In the data, extract each line that holds the string "general".
== == ==
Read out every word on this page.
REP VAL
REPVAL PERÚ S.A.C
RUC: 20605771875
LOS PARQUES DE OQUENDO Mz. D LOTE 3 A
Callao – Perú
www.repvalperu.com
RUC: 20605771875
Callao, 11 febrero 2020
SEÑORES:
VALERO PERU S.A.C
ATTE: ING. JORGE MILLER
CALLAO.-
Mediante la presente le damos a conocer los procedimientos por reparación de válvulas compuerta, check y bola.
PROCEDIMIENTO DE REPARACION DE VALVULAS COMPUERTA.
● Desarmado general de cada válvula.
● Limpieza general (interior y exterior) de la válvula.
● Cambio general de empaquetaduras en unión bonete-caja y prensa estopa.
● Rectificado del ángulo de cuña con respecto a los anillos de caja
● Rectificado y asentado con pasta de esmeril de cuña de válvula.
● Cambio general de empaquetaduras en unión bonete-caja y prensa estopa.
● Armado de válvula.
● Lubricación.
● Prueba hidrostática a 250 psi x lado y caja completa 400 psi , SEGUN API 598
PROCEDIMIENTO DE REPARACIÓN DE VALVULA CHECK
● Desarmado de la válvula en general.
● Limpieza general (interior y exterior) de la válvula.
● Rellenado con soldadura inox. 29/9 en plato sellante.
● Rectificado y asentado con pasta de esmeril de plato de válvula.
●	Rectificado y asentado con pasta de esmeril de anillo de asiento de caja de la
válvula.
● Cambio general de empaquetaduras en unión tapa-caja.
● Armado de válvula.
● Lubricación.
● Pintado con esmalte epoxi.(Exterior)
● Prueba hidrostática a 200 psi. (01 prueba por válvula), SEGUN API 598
== == ==
* **Worked solution**:
● Desarmado general de cada válvula.
● Limpieza general (interior y exterior) de la válvula.
● Cambio general de empaquetaduras en unión bonete-caja y prensa estopa.
● Cambio general de empaquetaduras en unión bonete-caja y prensa estopa.
● Desarmado de la válvula en general.
● Limpieza general (interior y exterior) de la válvula.
● Cambio general de empaquetaduras en unión tapa-caja.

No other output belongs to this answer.